Direction – Starting at the line that contains "Give me a plain-text", print every remaining line of the entries, unchanged, and output nothing more.

[Collected data]

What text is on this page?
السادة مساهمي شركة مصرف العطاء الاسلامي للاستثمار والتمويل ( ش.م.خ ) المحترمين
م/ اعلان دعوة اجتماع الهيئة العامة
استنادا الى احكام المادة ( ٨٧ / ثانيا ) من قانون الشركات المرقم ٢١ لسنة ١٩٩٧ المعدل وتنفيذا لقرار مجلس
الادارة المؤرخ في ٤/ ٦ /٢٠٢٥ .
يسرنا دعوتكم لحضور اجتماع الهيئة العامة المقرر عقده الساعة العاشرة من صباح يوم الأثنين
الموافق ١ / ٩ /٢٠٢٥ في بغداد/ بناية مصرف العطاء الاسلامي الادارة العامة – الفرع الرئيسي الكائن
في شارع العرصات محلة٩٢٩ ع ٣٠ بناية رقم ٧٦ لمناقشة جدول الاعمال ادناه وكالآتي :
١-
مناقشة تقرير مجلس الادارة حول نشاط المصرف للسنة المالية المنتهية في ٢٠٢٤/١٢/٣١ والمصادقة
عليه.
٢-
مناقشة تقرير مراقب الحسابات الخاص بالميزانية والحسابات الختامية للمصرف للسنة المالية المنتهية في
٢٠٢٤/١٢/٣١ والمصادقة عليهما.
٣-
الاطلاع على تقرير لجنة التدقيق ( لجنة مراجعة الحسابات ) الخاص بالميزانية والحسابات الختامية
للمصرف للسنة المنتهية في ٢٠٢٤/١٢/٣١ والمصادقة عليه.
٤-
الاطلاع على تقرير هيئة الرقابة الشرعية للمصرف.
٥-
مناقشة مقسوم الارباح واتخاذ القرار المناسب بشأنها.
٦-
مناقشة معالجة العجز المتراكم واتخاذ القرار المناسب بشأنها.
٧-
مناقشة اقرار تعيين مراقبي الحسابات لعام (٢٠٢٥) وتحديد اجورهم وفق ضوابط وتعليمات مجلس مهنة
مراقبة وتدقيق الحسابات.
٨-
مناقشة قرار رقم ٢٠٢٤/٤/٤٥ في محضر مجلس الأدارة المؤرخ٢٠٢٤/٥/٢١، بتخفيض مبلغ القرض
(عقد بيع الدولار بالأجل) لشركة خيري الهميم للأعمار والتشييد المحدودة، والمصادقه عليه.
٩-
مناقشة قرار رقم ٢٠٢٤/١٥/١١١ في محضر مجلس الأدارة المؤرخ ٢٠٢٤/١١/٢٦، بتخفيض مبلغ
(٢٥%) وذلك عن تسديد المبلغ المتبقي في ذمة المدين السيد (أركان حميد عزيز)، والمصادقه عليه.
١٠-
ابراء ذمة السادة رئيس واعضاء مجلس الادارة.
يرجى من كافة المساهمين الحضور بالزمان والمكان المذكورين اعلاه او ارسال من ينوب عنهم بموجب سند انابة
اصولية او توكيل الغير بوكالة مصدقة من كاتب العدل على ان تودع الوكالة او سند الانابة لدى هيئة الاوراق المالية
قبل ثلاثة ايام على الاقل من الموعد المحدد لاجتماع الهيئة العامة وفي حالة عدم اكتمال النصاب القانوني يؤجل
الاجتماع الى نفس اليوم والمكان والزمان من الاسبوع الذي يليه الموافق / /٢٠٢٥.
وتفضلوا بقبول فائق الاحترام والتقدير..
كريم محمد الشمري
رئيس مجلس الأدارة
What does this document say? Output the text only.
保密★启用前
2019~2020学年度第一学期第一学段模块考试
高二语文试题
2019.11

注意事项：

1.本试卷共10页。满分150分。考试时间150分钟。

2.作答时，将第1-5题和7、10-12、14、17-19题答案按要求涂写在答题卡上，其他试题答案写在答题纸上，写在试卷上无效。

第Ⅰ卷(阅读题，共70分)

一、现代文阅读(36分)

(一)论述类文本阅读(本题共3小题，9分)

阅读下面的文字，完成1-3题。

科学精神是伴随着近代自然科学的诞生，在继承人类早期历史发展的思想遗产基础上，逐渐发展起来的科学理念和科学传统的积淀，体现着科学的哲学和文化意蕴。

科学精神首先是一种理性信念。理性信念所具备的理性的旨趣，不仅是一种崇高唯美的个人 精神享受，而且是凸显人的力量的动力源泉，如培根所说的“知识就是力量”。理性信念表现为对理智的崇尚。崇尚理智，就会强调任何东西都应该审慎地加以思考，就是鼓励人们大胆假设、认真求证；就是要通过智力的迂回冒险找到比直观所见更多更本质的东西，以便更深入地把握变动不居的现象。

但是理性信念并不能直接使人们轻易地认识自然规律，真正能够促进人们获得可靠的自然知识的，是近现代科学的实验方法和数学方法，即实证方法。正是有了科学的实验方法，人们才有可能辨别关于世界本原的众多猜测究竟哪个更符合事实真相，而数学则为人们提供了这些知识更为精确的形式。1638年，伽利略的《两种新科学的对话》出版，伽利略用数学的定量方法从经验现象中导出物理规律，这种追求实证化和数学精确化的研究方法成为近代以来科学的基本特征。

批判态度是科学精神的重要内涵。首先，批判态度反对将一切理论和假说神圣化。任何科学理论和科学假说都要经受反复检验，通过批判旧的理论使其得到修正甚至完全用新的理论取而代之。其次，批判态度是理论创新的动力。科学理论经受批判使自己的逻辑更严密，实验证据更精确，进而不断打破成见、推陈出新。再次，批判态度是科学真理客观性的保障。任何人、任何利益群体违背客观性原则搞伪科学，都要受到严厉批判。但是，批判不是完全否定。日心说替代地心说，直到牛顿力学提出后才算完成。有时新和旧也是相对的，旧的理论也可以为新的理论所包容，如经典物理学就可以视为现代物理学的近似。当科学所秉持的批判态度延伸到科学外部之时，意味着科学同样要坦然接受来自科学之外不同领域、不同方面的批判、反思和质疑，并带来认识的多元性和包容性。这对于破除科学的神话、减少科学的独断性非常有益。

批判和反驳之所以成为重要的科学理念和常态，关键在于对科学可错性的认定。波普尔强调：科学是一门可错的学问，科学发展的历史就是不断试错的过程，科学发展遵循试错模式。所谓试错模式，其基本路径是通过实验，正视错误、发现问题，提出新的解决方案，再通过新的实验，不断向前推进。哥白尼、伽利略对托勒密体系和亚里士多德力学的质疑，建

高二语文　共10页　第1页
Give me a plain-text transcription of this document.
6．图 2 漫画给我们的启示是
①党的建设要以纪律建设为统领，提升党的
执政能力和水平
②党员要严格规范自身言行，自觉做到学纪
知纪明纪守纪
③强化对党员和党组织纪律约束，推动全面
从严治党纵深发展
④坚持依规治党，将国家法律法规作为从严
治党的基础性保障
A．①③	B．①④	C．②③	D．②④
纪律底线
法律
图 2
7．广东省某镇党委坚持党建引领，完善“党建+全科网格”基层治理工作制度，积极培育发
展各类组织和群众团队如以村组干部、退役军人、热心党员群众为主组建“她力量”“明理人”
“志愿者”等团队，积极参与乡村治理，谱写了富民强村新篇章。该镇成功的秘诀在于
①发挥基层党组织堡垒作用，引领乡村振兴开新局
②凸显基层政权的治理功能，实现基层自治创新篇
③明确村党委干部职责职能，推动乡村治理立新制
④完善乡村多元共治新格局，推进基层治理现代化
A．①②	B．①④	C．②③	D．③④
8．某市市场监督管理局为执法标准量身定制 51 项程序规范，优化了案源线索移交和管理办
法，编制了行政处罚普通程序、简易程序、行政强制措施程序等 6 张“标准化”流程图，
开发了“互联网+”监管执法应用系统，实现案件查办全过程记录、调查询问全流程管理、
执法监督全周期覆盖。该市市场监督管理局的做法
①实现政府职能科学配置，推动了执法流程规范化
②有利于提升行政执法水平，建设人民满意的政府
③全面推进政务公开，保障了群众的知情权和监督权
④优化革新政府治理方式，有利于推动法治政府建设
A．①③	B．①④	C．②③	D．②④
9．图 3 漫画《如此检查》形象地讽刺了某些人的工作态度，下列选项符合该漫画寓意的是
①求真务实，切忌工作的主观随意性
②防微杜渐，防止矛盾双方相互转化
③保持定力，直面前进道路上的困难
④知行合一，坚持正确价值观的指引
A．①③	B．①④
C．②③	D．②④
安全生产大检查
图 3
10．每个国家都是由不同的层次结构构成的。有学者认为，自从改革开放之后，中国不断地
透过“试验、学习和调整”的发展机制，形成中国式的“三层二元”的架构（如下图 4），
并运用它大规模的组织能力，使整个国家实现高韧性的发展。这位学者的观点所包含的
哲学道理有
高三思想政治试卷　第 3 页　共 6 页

Task output –
Give me a plain-text transcription of this document.
6．图 2 漫画给我们的启示是
①党的建设要以纪律建设为统领，提升党的
执政能力和水平
②党员要严格规范自身言行，自觉做到学纪
知纪明纪守纪
③强化对党员和党组织纪律约束，推动全面
从严治党纵深发展
④坚持依规治党，将国家法律法规作为从严
治党的基础性保障
A．①③	B．①④	C．②③	D．②④
纪律底线
法律
图 2
7．广东省某镇党委坚持党建引领，完善“党建+全科网格”基层治理工作制度，积极培育发
展各类组织和群众团队如以村组干部、退役军人、热心党员群众为主组建“她力量”“明理人”
“志愿者”等团队，积极参与乡村治理，谱写了富民强村新篇章。该镇成功的秘诀在于
①发挥基层党组织堡垒作用，引领乡村振兴开新局
②凸显基层政权的治理功能，实现基层自治创新篇
③明确村党委干部职责职能，推动乡村治理立新制
④完善乡村多元共治新格局，推进基层治理现代化
A．①②	B．①④	C．②③	D．③④
8．某市市场监督管理局为执法标准量身定制 51 项程序规范，优化了案源线索移交和管理办
法，编制了行政处罚普通程序、简易程序、行政强制措施程序等 6 张“标准化”流程图，
开发了“互联网+”监管执法应用系统，实现案件查办全过程记录、调查询问全流程管理、
执法监督全周期覆盖。该市市场监督管理局的做法
①实现政府职能科学配置，推动了执法流程规范化
②有利于提升行政执法水平，建设人民满意的政府
③全面推进政务公开，保障了群众的知情权和监督权
④优化革新政府治理方式，有利于推动法治政府建设
A．①③	B．①④	C．②③	D．②④
9．图 3 漫画《如此检查》形象地讽刺了某些人的工作态度，下列选项符合该漫画寓意的是
①求真务实，切忌工作的主观随意性
②防微杜渐，防止矛盾双方相互转化
③保持定力，直面前进道路上的困难
④知行合一，坚持正确价值观的指引
A．①③	B．①④
C．②③	D．②④
安全生产大检查
图 3
10．每个国家都是由不同的层次结构构成的。有学者认为，自从改革开放之后，中国不断地
透过“试验、学习和调整”的发展机制，形成中国式的“三层二元”的架构（如下图 4），
并运用它大规模的组织能力，使整个国家实现高韧性的发展。这位学者的观点所包含的
哲学道理有
高三思想政治试卷　第 3 页　共 6 页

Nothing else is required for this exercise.